(Excerpts from a figure dataset)
--- Start ---

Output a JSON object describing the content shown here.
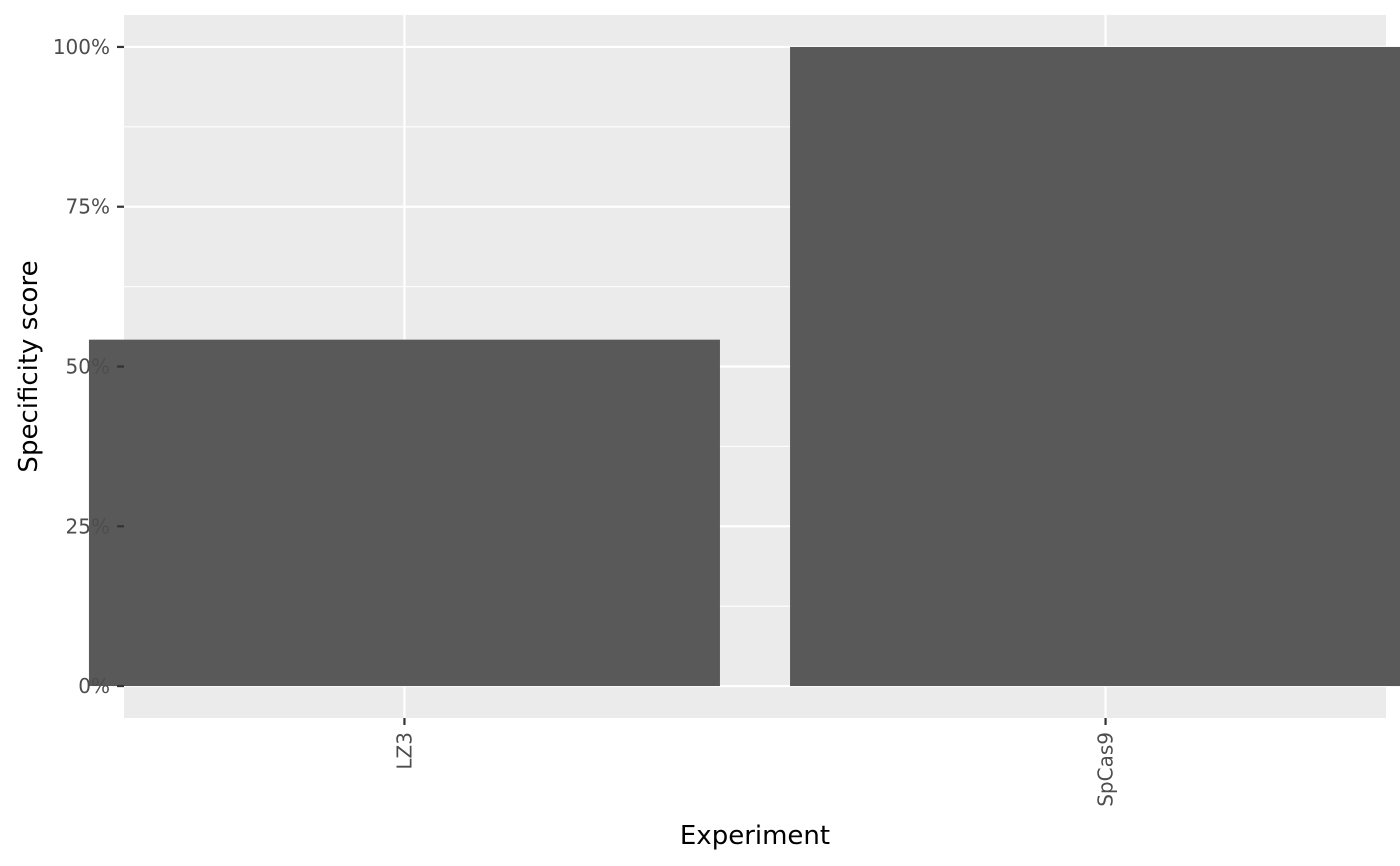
{
  "chart_data": {
    "type": "bar",
    "categories": [
      "LZ3",
      "SpCas9"
    ],
    "values": [
      0.542,
      1.0
    ],
    "xlabel": "Experiment",
    "ylabel": "Specificity score",
    "ylim": [
      -0.05,
      1.05
    ],
    "y_ticks": [
      0,
      0.25,
      0.5,
      0.75,
      1.0
    ],
    "y_tick_labels": [
      "0%",
      "25%",
      "50%",
      "75%",
      "100%"
    ],
    "y_minor_ticks": [
      0.125,
      0.375,
      0.625,
      0.875
    ],
    "x_tick_labels_rotated": true,
    "grid": true,
    "colors": {
      "panel_background": "#ebebeb",
      "gridline": "#ffffff",
      "bar_fill": "#595959",
      "tick_mark": "#333333",
      "tick_text": "#4d4d4d",
      "title_text": "#000000"
    }
  }
}
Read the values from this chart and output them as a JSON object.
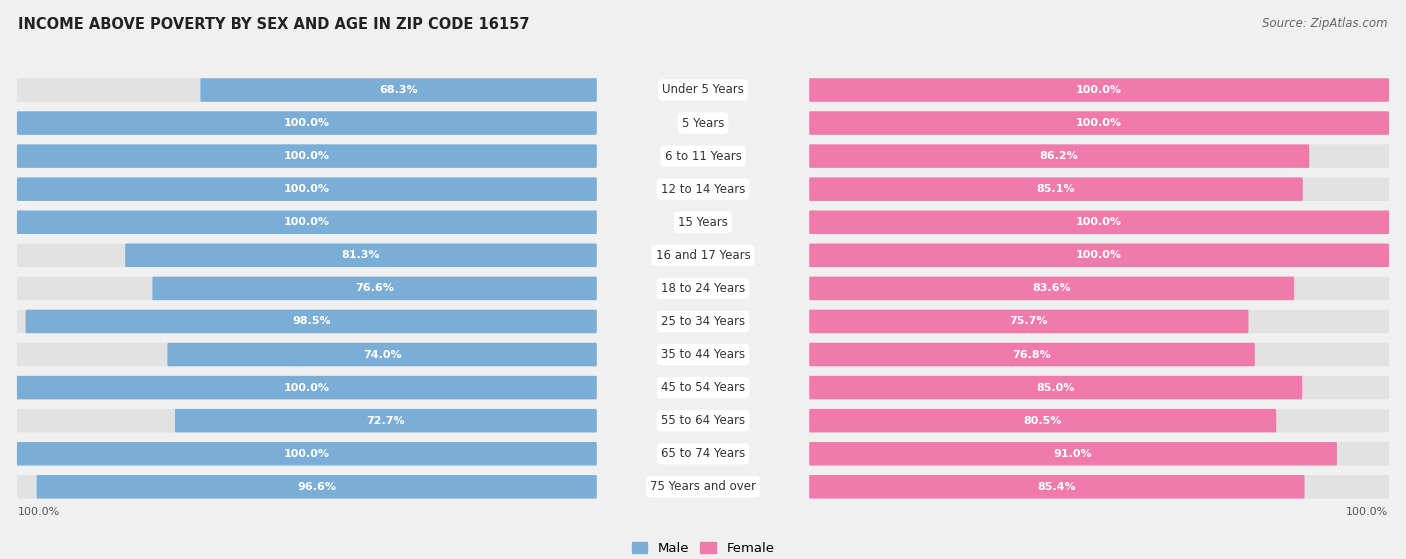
{
  "title": "INCOME ABOVE POVERTY BY SEX AND AGE IN ZIP CODE 16157",
  "source": "Source: ZipAtlas.com",
  "categories": [
    "Under 5 Years",
    "5 Years",
    "6 to 11 Years",
    "12 to 14 Years",
    "15 Years",
    "16 and 17 Years",
    "18 to 24 Years",
    "25 to 34 Years",
    "35 to 44 Years",
    "45 to 54 Years",
    "55 to 64 Years",
    "65 to 74 Years",
    "75 Years and over"
  ],
  "male_values": [
    68.3,
    100.0,
    100.0,
    100.0,
    100.0,
    81.3,
    76.6,
    98.5,
    74.0,
    100.0,
    72.7,
    100.0,
    96.6
  ],
  "female_values": [
    100.0,
    100.0,
    86.2,
    85.1,
    100.0,
    100.0,
    83.6,
    75.7,
    76.8,
    85.0,
    80.5,
    91.0,
    85.4
  ],
  "male_color": "#7aaed6",
  "female_color": "#f07aaa",
  "male_label": "Male",
  "female_label": "Female",
  "bg_color": "#f0f0f0",
  "row_bg_color": "#e2e2e2",
  "white_color": "#ffffff",
  "max_val": 100.0,
  "bar_height": 0.55,
  "title_fontsize": 10.5,
  "source_fontsize": 8.5,
  "cat_fontsize": 8.5,
  "val_fontsize": 8.0,
  "legend_fontsize": 9.5
}
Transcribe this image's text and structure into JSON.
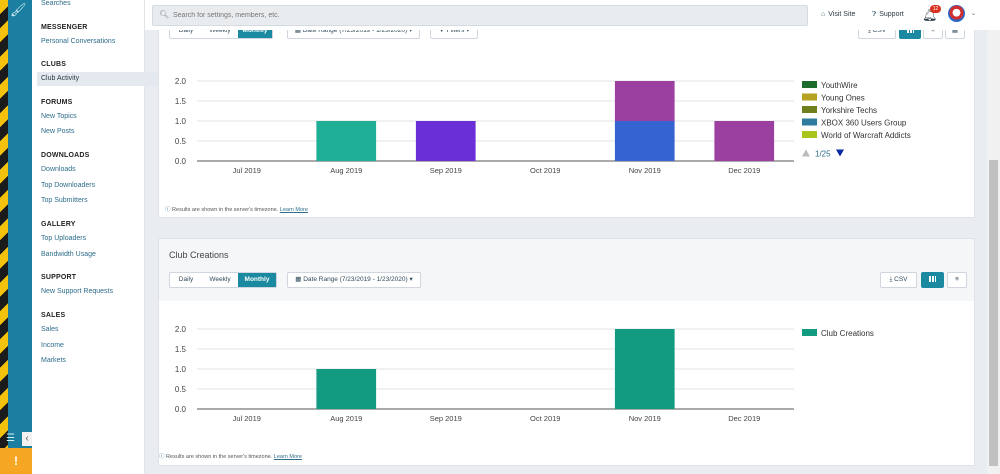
{
  "colors": {
    "accent": "#1b8aa0",
    "rail_bg": "#1a7fa0",
    "warning": "#f5a623",
    "notification": "#d9321f"
  },
  "sidebar": {
    "top_item": "Searches",
    "sections": [
      {
        "title": "MESSENGER",
        "items": [
          "Personal Conversations"
        ]
      },
      {
        "title": "CLUBS",
        "items": [
          "Club Activity"
        ]
      },
      {
        "title": "FORUMS",
        "items": [
          "New Topics",
          "New Posts"
        ]
      },
      {
        "title": "DOWNLOADS",
        "items": [
          "Downloads",
          "Top Downloaders",
          "Top Submitters"
        ]
      },
      {
        "title": "GALLERY",
        "items": [
          "Top Uploaders",
          "Bandwidth Usage"
        ]
      },
      {
        "title": "SUPPORT",
        "items": [
          "New Support Requests"
        ]
      },
      {
        "title": "SALES",
        "items": [
          "Sales",
          "Income",
          "Markets"
        ]
      }
    ],
    "active_item": "Club Activity"
  },
  "topbar": {
    "search_placeholder": "Search for settings, members, etc.",
    "visit_site": "Visit Site",
    "support": "Support",
    "notification_count": "12"
  },
  "panel1": {
    "range_buttons": [
      "Daily",
      "Weekly",
      "Monthly"
    ],
    "active_range": "Monthly",
    "date_range_label": "Date Range (7/23/2019 - 1/23/2020)",
    "filters_label": "Filters",
    "csv_label": "CSV",
    "timezone_note": "Results are shown in the server's timezone.",
    "learn_more": "Learn More",
    "legend_pager": "1/25"
  },
  "panel2": {
    "title": "Club Creations",
    "range_buttons": [
      "Daily",
      "Weekly",
      "Monthly"
    ],
    "active_range": "Monthly",
    "date_range_label": "Date Range (7/23/2019 - 1/23/2020)",
    "csv_label": "CSV",
    "timezone_note": "Results are shown in the server's timezone.",
    "learn_more": "Learn More"
  },
  "chart_data": [
    {
      "type": "bar",
      "stacked": true,
      "categories": [
        "Jul 2019",
        "Aug 2019",
        "Sep 2019",
        "Oct 2019",
        "Nov 2019",
        "Dec 2019"
      ],
      "ylim": [
        0,
        2
      ],
      "yticks": [
        "0.0",
        "0.5",
        "1.0",
        "1.5",
        "2.0"
      ],
      "legend": [
        {
          "name": "YouthWire",
          "color": "#1e6b2e"
        },
        {
          "name": "Young Ones",
          "color": "#b5a21e"
        },
        {
          "name": "Yorkshire Techs",
          "color": "#6f7f1b"
        },
        {
          "name": "XBOX 360 Users Group",
          "color": "#2e7d9e"
        },
        {
          "name": "World of Warcraft Addicts",
          "color": "#a9c41a"
        }
      ],
      "series": [
        {
          "color": "#1fae96",
          "values": [
            0,
            1,
            0,
            0,
            0,
            0
          ]
        },
        {
          "color": "#6a2fd6",
          "values": [
            0,
            0,
            1,
            0,
            0,
            0
          ]
        },
        {
          "color": "#3563d1",
          "values": [
            0,
            0,
            0,
            0,
            1,
            0
          ]
        },
        {
          "color": "#9b3fa1",
          "values": [
            0,
            0,
            0,
            0,
            1,
            1
          ]
        }
      ]
    },
    {
      "type": "bar",
      "categories": [
        "Jul 2019",
        "Aug 2019",
        "Sep 2019",
        "Oct 2019",
        "Nov 2019",
        "Dec 2019"
      ],
      "ylim": [
        0,
        2
      ],
      "yticks": [
        "0.0",
        "0.5",
        "1.0",
        "1.5",
        "2.0"
      ],
      "legend": [
        {
          "name": "Club Creations",
          "color": "#139b82"
        }
      ],
      "series": [
        {
          "name": "Club Creations",
          "color": "#139b82",
          "values": [
            0,
            1,
            0,
            0,
            2,
            0
          ]
        }
      ]
    }
  ]
}
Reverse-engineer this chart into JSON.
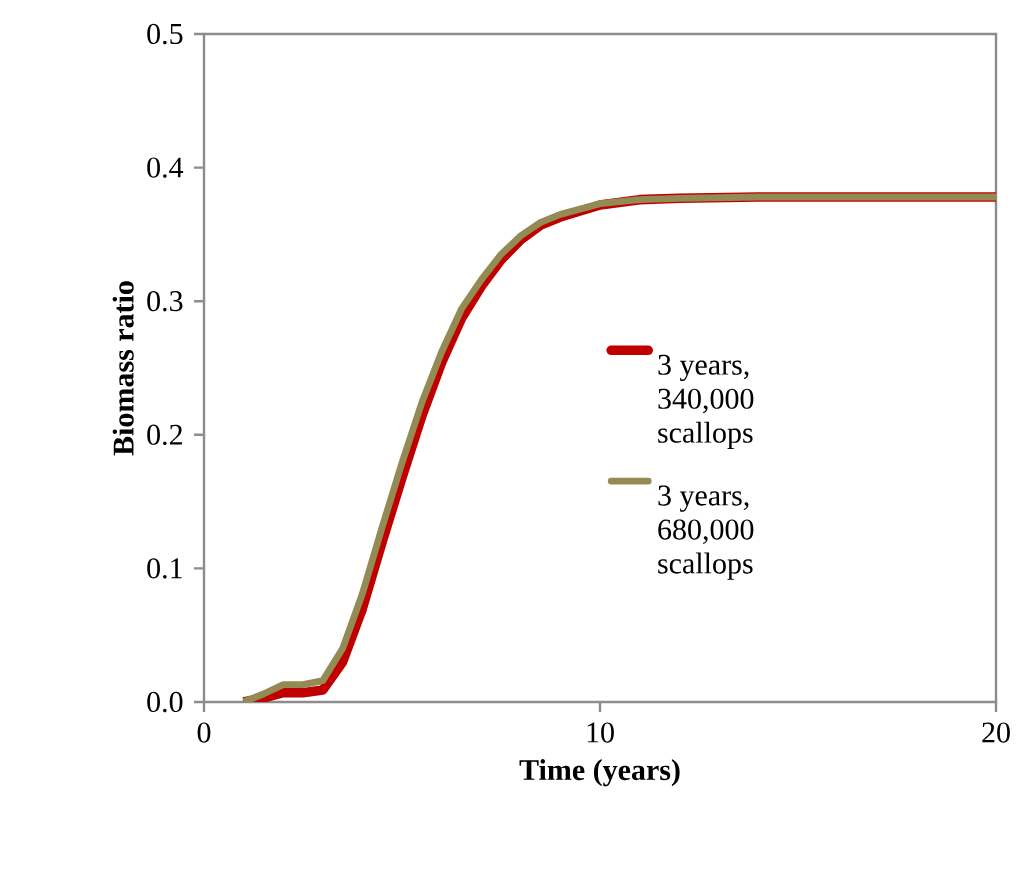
{
  "chart_data": {
    "type": "line",
    "xlabel": "Time (years)",
    "ylabel": "Biomass ratio",
    "x": [
      1,
      1.5,
      2,
      2.5,
      3,
      3.5,
      4,
      4.5,
      5,
      5.5,
      6,
      6.5,
      7,
      7.5,
      8,
      8.5,
      9,
      10,
      11,
      12,
      14,
      16,
      18,
      20
    ],
    "series": [
      {
        "name": "3 years, 340,000 scallops",
        "color": "#c00000",
        "values": [
          0,
          0.003,
          0.007,
          0.007,
          0.009,
          0.03,
          0.07,
          0.12,
          0.168,
          0.214,
          0.254,
          0.287,
          0.311,
          0.331,
          0.346,
          0.357,
          0.363,
          0.372,
          0.376,
          0.377,
          0.378,
          0.378,
          0.378,
          0.378
        ]
      },
      {
        "name": "3 years, 680,000 scallops",
        "color": "#948a54",
        "values": [
          0,
          0.006,
          0.013,
          0.013,
          0.016,
          0.04,
          0.081,
          0.131,
          0.179,
          0.224,
          0.262,
          0.294,
          0.316,
          0.335,
          0.349,
          0.359,
          0.365,
          0.373,
          0.376,
          0.377,
          0.378,
          0.378,
          0.378,
          0.378
        ]
      }
    ],
    "xlim": [
      0,
      20
    ],
    "ylim": [
      0,
      0.5
    ],
    "xticks": [
      0,
      10,
      20
    ],
    "yticks": [
      {
        "value": 0,
        "label": "0.0"
      },
      {
        "value": 0.1,
        "label": "0.1"
      },
      {
        "value": 0.2,
        "label": "0.2"
      },
      {
        "value": 0.3,
        "label": "0.3"
      },
      {
        "value": 0.4,
        "label": "0.4"
      },
      {
        "value": 0.5,
        "label": "0.5"
      }
    ],
    "grid": false,
    "legend": "right",
    "line_style": "solid"
  }
}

--- End ---

#### [What you need to do]
Search the entries for "JSON" and copy out each line that has it.

#### [Task response]
Output a JSON object describing the content shown here.
Read the values from this chart and output them as a JSON object.
Transcribe this image's text and structure into JSON.
Reverse-engineer this chart into JSON.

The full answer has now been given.